Geny estava feliz. Nunca havia trabalhado fora, sempre cuidando da casa e dos filhos. A oportunidade chegara como um presente para mudar suas perspectivas de vida.

Começou, então, a se ajeitar, ler revistas de moda, enfim, a sua ida para a recepção daquela clínica de estética após a súbita dispensa da recepcionista parecia uma dádiva dos céus.

A clínica crescia a olhos vistos, e com isso as esperanças de Geny de prosperar junto aos patrões. Chegava bem cedo, cumpria religiosamente suas tarefas. Tinha certeza de que seu trabalho era aprovado por eles, embora o salário não fosse dos mais tentadores. Só o fato de poder sair de casa, acabar com aquela rotina enlouquecedora, era balsâmico! Conversar sobre temas diversos, ver gente nova, alegre e bem-cuidada já a estava modificando, e sua auto-estima melhorando sensivelmente.

Quatro meses se passaram, quando começam os burburinhos de mudança na clínica. Geny estremece. Logo vem a saber que a clínica havia sido dividida e o sócio majoritário deixara de ser aquele que a empregara. Temeu ser dispensada, assim como todos os empregados. Ele já tinha outras duas clínicas famosas na cidade. Deveria ter pessoal para suprir as necessidades dessa, claro! O medo se alastrava...

Uma tarde, ele apareceu na clínica em meio à poeirada das obras que já haviam iniciado. Geny ouviu-o conversando com o sócio e soube que iria abrir outras modalidades de tratamentos estéticos. Percorreu a clínica, observou os funcionários que não conhecia, pois estava acostumado a ir ali apenas após o expediente. Olhou para Geny e disse:

— Você é feia e velha, não fica.

Quando ela me narrou o fato, chorando, eu ainda disse que para a maioria apenas garotas novas estariam aptas ao serviço de recepcionistas, mas que após os 40 anos outros tipos de serviço certamente haveriam ali para ela. Então, ela balançou a cabeça negando; disse que já havia sido dispensada. Sentia-se um saco de lixo.

▶ Tarefas pedidas
A. No texto sobre Geny, onde ela foi trabalhar depois da dispensa da recepcionista?
B. Copie do texto sobre Geny, sem mudar nada, o trecho que vai de "Quando ela me" até "saco de lixo.".

▶ Dados fornecidos
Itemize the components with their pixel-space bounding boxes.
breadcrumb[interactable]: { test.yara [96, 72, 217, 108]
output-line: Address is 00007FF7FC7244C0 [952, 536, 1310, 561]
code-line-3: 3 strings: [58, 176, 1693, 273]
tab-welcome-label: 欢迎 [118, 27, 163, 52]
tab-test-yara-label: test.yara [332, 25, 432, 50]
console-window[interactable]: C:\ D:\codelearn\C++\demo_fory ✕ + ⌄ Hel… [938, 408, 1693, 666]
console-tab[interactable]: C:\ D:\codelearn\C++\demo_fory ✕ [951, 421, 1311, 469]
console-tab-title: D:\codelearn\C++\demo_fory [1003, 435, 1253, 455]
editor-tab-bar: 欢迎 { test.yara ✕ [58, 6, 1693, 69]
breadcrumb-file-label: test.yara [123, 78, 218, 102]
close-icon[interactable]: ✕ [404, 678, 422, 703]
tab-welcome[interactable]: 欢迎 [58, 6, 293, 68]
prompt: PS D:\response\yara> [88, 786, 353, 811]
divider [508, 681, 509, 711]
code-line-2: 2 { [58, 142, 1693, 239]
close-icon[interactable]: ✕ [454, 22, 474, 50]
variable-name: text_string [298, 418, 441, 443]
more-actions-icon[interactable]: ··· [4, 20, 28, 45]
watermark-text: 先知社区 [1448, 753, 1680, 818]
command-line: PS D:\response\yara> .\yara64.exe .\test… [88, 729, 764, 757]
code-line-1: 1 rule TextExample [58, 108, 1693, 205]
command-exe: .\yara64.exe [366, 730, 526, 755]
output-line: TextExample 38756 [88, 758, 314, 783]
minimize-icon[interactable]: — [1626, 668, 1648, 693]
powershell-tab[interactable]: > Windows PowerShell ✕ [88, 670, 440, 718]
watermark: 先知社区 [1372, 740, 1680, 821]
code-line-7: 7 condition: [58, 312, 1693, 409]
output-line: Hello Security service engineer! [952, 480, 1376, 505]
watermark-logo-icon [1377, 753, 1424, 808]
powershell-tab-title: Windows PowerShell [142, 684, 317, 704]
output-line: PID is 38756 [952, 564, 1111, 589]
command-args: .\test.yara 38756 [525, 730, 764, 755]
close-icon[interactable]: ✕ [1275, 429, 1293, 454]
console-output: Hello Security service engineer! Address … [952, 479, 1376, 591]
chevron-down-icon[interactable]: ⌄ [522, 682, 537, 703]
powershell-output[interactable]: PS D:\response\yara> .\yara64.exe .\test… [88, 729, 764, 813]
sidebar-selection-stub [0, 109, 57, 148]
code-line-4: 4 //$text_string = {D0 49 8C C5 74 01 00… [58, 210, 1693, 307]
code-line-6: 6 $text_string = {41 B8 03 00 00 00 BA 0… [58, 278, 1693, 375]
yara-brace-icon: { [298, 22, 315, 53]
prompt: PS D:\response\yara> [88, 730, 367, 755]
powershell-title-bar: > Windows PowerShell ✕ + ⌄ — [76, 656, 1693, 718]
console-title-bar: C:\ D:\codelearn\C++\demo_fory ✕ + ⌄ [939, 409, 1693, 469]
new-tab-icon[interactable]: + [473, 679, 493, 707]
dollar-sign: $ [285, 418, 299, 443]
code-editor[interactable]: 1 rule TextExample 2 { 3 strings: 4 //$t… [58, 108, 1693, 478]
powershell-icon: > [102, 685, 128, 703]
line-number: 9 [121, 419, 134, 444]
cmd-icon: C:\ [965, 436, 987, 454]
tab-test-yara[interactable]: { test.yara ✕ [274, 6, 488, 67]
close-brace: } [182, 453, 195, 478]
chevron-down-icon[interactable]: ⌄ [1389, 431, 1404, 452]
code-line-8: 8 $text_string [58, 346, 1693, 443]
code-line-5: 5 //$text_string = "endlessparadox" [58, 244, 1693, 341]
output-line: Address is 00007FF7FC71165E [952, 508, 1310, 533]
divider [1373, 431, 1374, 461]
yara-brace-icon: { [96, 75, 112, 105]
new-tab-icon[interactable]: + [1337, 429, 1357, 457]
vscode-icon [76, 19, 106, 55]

▶ Respostas
A. Na recepção de uma clínica de estética.

B.
Quando ela me narrou o fato, chorando, eu ainda disse que para a maioria apenas garotas novas estariam aptas ao serviço de recepcionistas, mas que após os 40 anos outros tipos de serviço certamente haveriam ali para ela. Então, ela balançou a cabeça negando; disse que já havia sido dispensada. Sentia-se um saco de lixo.